··· Data to use ···
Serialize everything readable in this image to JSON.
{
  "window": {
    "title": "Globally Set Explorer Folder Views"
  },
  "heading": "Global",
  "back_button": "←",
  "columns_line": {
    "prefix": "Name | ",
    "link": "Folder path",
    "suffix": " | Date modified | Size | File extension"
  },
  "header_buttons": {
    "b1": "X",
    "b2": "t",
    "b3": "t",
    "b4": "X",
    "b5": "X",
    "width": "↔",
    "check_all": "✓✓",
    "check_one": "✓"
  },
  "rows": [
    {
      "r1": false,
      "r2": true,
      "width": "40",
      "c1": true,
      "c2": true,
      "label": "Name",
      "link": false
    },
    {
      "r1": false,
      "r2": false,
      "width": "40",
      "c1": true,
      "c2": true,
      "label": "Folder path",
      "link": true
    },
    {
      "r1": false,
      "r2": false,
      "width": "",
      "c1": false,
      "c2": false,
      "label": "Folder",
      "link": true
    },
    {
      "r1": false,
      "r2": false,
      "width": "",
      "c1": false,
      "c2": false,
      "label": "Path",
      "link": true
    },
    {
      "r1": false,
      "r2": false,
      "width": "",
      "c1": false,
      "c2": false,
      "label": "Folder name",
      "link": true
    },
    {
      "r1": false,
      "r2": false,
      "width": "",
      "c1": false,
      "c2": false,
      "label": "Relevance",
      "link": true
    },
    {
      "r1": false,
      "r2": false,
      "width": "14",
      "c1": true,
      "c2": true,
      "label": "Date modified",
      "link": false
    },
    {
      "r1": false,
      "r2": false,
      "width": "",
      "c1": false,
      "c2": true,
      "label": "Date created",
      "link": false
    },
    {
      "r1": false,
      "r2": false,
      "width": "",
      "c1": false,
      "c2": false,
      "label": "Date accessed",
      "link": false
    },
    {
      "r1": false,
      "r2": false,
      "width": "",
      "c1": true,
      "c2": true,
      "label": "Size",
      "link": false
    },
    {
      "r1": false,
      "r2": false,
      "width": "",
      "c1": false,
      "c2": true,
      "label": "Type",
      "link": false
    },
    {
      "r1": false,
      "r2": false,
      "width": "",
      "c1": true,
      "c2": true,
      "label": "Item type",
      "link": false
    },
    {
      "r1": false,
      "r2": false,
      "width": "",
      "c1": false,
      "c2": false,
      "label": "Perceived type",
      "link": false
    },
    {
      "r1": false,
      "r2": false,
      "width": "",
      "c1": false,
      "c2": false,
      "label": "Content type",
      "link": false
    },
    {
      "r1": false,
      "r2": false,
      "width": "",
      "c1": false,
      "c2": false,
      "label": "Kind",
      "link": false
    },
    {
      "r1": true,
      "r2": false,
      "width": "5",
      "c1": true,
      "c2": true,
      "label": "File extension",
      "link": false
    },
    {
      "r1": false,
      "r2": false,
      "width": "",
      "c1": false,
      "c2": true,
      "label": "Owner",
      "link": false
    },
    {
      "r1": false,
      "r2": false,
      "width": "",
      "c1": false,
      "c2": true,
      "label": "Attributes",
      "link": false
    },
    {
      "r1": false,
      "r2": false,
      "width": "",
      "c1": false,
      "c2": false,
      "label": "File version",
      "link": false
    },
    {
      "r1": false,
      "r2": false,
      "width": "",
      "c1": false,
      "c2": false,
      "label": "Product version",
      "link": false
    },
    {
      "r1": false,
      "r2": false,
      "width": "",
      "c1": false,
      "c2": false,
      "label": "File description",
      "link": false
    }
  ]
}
···
▶ _What to do_
Each line of the material must be restated exactly.

▶ _Response_
Serialize everything readable in this image to JSON.
{
  "window": {
    "title": "Globally Set Explorer Folder Views"
  },
  "heading": "Global",
  "back_button": "←",
  "columns_line": {
    "prefix": "Name | ",
    "link": "Folder path",
    "suffix": " | Date modified | Size | File extension"
  },
  "header_buttons": {
    "b1": "X",
    "b2": "t",
    "b3": "t",
    "b4": "X",
    "b5": "X",
    "width": "↔",
    "check_all": "✓✓",
    "check_one": "✓"
  },
  "rows": [
    {
      "r1": false,
      "r2": true,
      "width": "40",
      "c1": true,
      "c2": true,
      "label": "Name",
      "link": false
    },
    {
      "r1": false,
      "r2": false,
      "width": "40",
      "c1": true,
      "c2": true,
      "label": "Folder path",
      "link": true
    },
    {
      "r1": false,
      "r2": false,
      "width": "",
      "c1": false,
      "c2": false,
      "label": "Folder",
      "link": true
    },
    {
      "r1": false,
      "r2": false,
      "width": "",
      "c1": false,
      "c2": false,
      "label": "Path",
      "link": true
    },
    {
      "r1": false,
      "r2": false,
      "width": "",
      "c1": false,
      "c2": false,
      "label": "Folder name",
      "link": true
    },
    {
      "r1": false,
      "r2": false,
      "width": "",
      "c1": false,
      "c2": false,
      "label": "Relevance",
      "link": true
    },
    {
      "r1": false,
      "r2": false,
      "width": "14",
      "c1": true,
      "c2": true,
      "label": "Date modified",
      "link": false
    },
    {
      "r1": false,
      "r2": false,
      "width": "",
      "c1": false,
      "c2": true,
      "label": "Date created",
      "link": false
    },
    {
      "r1": false,
      "r2": false,
      "width": "",
      "c1": false,
      "c2": false,
      "label": "Date accessed",
      "link": false
    },
    {
      "r1": false,
      "r2": false,
      "width": "",
      "c1": true,
      "c2": true,
      "label": "Size",
      "link": false
    },
    {
      "r1": false,
      "r2": false,
      "width": "",
      "c1": false,
      "c2": true,
      "label": "Type",
      "link": false
    },
    {
      "r1": false,
      "r2": false,
      "width": "",
      "c1": true,
      "c2": true,
      "label": "Item type",
      "link": false
    },
    {
      "r1": false,
      "r2": false,
      "width": "",
      "c1": false,
      "c2": false,
      "label": "Perceived type",
      "link": false
    },
    {
      "r1": false,
      "r2": false,
      "width": "",
      "c1": false,
      "c2": false,
      "label": "Content type",
      "link": false
    },
    {
      "r1": false,
      "r2": false,
      "width": "",
      "c1": false,
      "c2": false,
      "label": "Kind",
      "link": false
    },
    {
      "r1": true,
      "r2": false,
      "width": "5",
      "c1": true,
      "c2": true,
      "label": "File extension",
      "link": false
    },
    {
      "r1": false,
      "r2": false,
      "width": "",
      "c1": false,
      "c2": true,
      "label": "Owner",
      "link": false
    },
    {
      "r1": false,
      "r2": false,
      "width": "",
      "c1": false,
      "c2": true,
      "label": "Attributes",
      "link": false
    },
    {
      "r1": false,
      "r2": false,
      "width": "",
      "c1": false,
      "c2": false,
      "label": "File version",
      "link": false
    },
    {
      "r1": false,
      "r2": false,
      "width": "",
      "c1": false,
      "c2": false,
      "label": "Product version",
      "link": false
    },
    {
      "r1": false,
      "r2": false,
      "width": "",
      "c1": false,
      "c2": false,
      "label": "File description",
      "link": false
    }
  ]
}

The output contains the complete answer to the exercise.